Exercise:
Keep the wording of each record exactly the same when you repeat it, and leave out pictures.

** Begin **

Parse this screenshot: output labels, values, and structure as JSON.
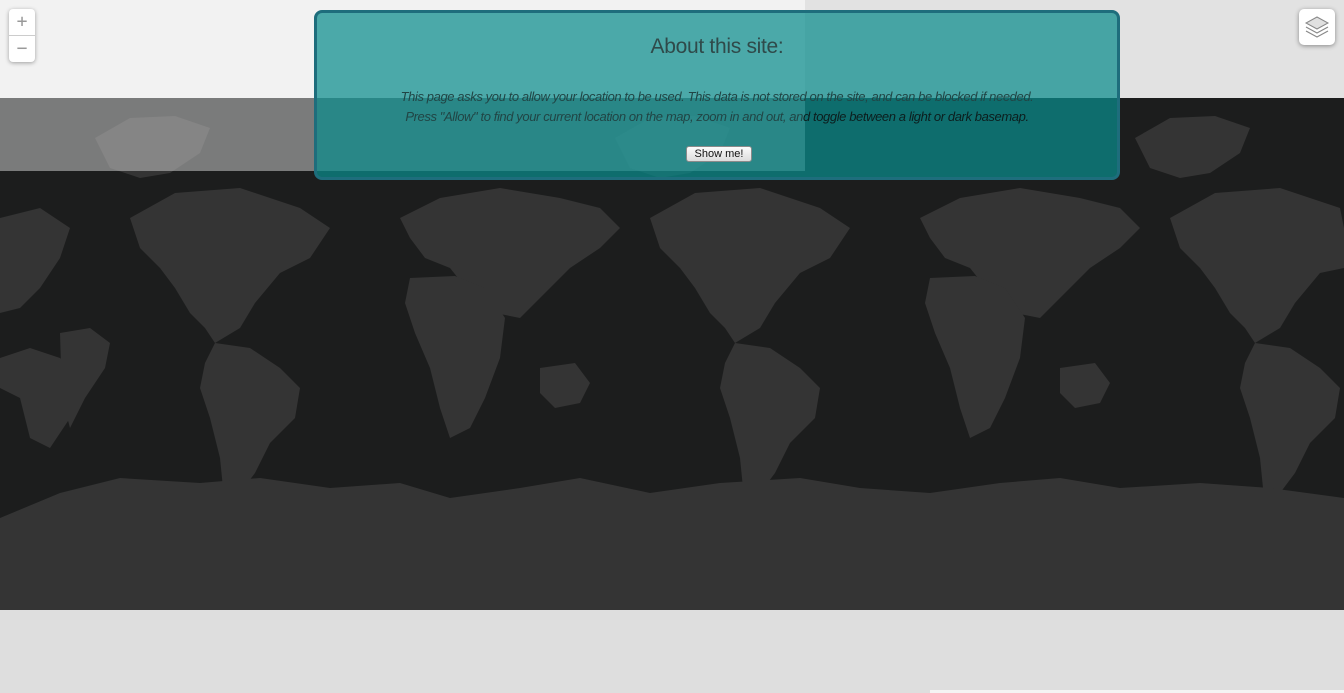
{
  "map": {
    "zoom_in_label": "+",
    "zoom_out_label": "−",
    "layers_icon": "layers-icon",
    "land_color": "#343434",
    "ocean_color": "#1c1d1d"
  },
  "about": {
    "title": "About this site:",
    "line1": "This page asks you to allow your location to be used. This data is not stored on the site, and can be blocked if needed.",
    "line2_part1": "Press \"Allow\" to find your current location on the map, zoom in and out, an",
    "line2_part2": "d toggle between a light or dark basemap.",
    "button_label": "Show me!",
    "panel_color": "#0a8c8c"
  }
}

** End **

Response for this exercise:
Parse this screenshot: output labels, values, and structure as JSON.
{
  "map": {
    "zoom_in_label": "+",
    "zoom_out_label": "−",
    "layers_icon": "layers-icon",
    "land_color": "#343434",
    "ocean_color": "#1c1d1d"
  },
  "about": {
    "title": "About this site:",
    "line1": "This page asks you to allow your location to be used. This data is not stored on the site, and can be blocked if needed.",
    "line2_part1": "Press \"Allow\" to find your current location on the map, zoom in and out, an",
    "line2_part2": "d toggle between a light or dark basemap.",
    "button_label": "Show me!",
    "panel_color": "#0a8c8c"
  }
}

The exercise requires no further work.